» **Work required**
Copy the lines holding the word "HARCHIES", all of them.

» **Provided records**

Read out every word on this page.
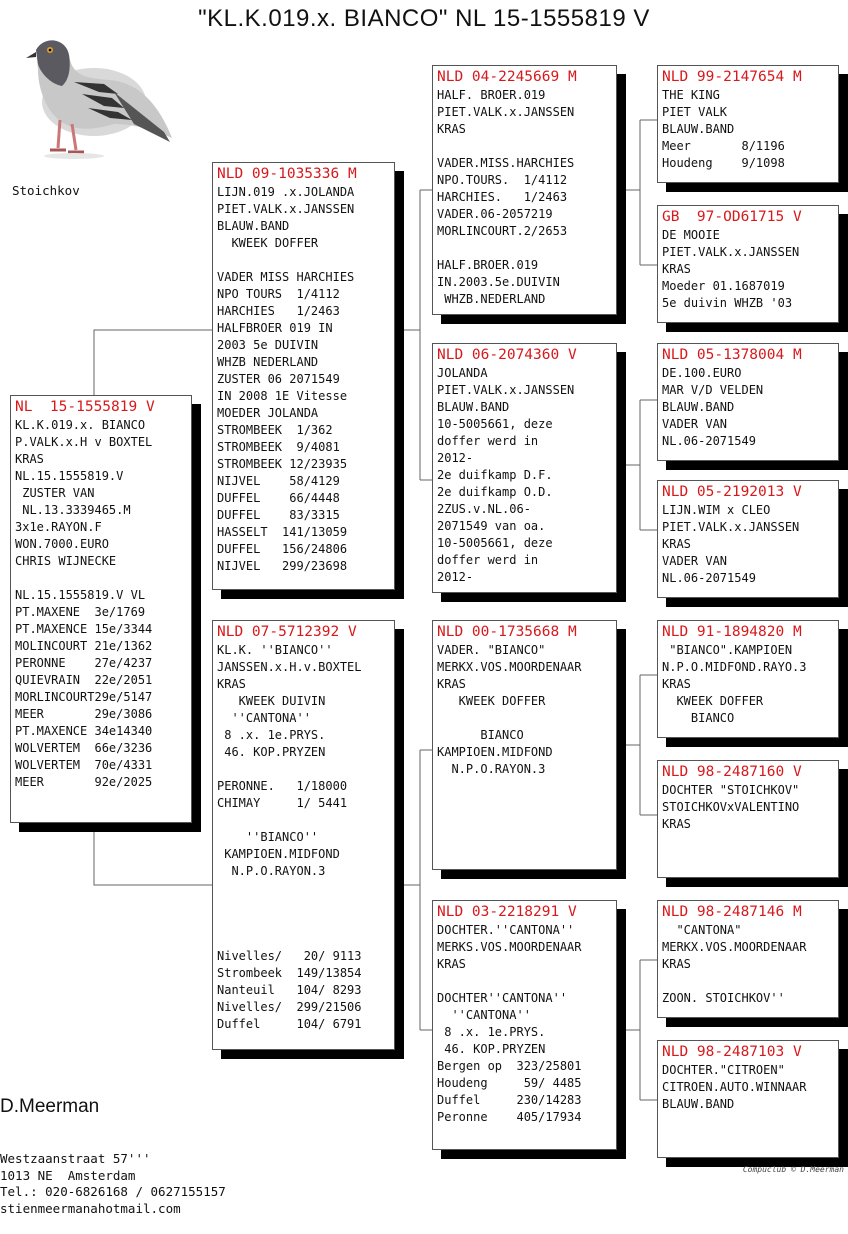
"KL.K.019.x. BIANCO" NL 15-1555819 V
Stoichkov
NL  15-1555819 V
KL.K.019.x. BIANCO
P.VALK.x.H v BOXTEL
KRAS
NL.15.1555819.V
ZUSTER VAN
NL.13.3339465.M
3x1e.RAYON.F
WON.7000.EURO
CHRIS WIJNECKE

NL.15.1555819.V VL
PT.MAXENE  3e/1769
PT.MAXENCE 15e/3344
MOLINCOURT 21e/1362
PERONNE    27e/4237
QUIEVRAIN  22e/2051
MORLINCOURT29e/5147
MEER       29e/3086
PT.MAXENCE 34e14340
WOLVERTEM  66e/3236
WOLVERTEM  70e/4331
MEER       92e/2025
NLD 09-1035336 M
LIJN.019 .x.JOLANDA
PIET.VALK.x.JANSSEN
BLAUW.BAND
KWEEK DOFFER

VADER MISS HARCHIES
NPO TOURS  1/4112
HARCHIES   1/2463
HALFBROER 019 IN
2003 5e DUIVIN
WHZB NEDERLAND
ZUSTER 06 2071549
IN 2008 1E Vitesse
MOEDER JOLANDA
STROMBEEK  1/362
STROMBEEK  9/4081
STROMBEEK 12/23935
NIJVEL    58/4129
DUFFEL    66/4448
DUFFEL    83/3315
HASSELT  141/13059
DUFFEL   156/24806
NIJVEL   299/23698
NLD 07-5712392 V
KL.K. ''BIANCO''
JANSSEN.x.H.v.BOXTEL
KRAS
KWEEK DUIVIN
''CANTONA''
8 .x. 1e.PRYS.
46. KOP.PRYZEN

PERONNE.   1/18000
CHIMAY     1/ 5441

''BIANCO''
KAMPIOEN.MIDFOND
N.P.O.RAYON.3

Nivelles/   20/ 9113
Strombeek  149/13854
Nanteuil   104/ 8293
Nivelles/  299/21506
Duffel     104/ 6791
NLD 04-2245669 M
HALF. BROER.019
PIET.VALK.x.JANSSEN
KRAS

VADER.MISS.HARCHIES
NPO.TOURS.  1/4112
HARCHIES.   1/2463
VADER.06-2057219
MORLINCOURT.2/2653

HALF.BROER.019
IN.2003.5e.DUIVIN
WHZB.NEDERLAND
NLD 06-2074360 V
JOLANDA
PIET.VALK.x.JANSSEN
BLAUW.BAND
10-5005661, deze
doffer werd in
2012-
2e duifkamp D.F.
2e duifkamp O.D.
2ZUS.v.NL.06-
2071549 van oa.
10-5005661, deze
doffer werd in
2012-
NLD 00-1735668 M
VADER. "BIANCO"
MERKX.VOS.MOORDENAAR
KRAS
KWEEK DOFFER

BIANCO
KAMPIOEN.MIDFOND
N.P.O.RAYON.3
NLD 03-2218291 V
DOCHTER.''CANTONA''
MERKS.VOS.MOORDENAAR
KRAS

DOCHTER''CANTONA''
''CANTONA''
8 .x. 1e.PRYS.
46. KOP.PRYZEN
Bergen op  323/25801
Houdeng     59/ 4485
Duffel     230/14283
Peronne    405/17934
NLD 99-2147654 M
THE KING
PIET VALK
BLAUW.BAND
Meer       8/1196
Houdeng    9/1098
GB  97-OD61715 V
DE MOOIE
PIET.VALK.x.JANSSEN
KRAS
Moeder 01.1687019
5e duivin WHZB '03
NLD 05-1378004 M
DE.100.EURO
MAR V/D VELDEN
BLAUW.BAND
VADER VAN
NL.06-2071549
NLD 05-2192013 V
LIJN.WIM x CLEO
PIET.VALK.x.JANSSEN
KRAS
VADER VAN
NL.06-2071549
NLD 91-1894820 M
"BIANCO".KAMPIOEN
N.P.O.MIDFOND.RAYO.3
KRAS
KWEEK DOFFER
BIANCO
NLD 98-2487160 V
DOCHTER "STOICHKOV"
STOICHKOVxVALENTINO
KRAS
NLD 98-2487146 M
"CANTONA"
MERKX.VOS.MOORDENAAR
KRAS

ZOON. STOICHKOV''
NLD 98-2487103 V
DOCHTER."CITROEN"
CITROEN.AUTO.WINNAAR
BLAUW.BAND

D.Meerman

Westzaanstraat 57'''
1013 NE  Amsterdam
Tel.: 020-6826168 / 0627155157
stienmeermanahotmail.com

Compuclub © D.Meerman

» **Answer in full**
VADER MISS HARCHIES
HARCHIES   1/2463
VADER.MISS.HARCHIES
HARCHIES.   1/2463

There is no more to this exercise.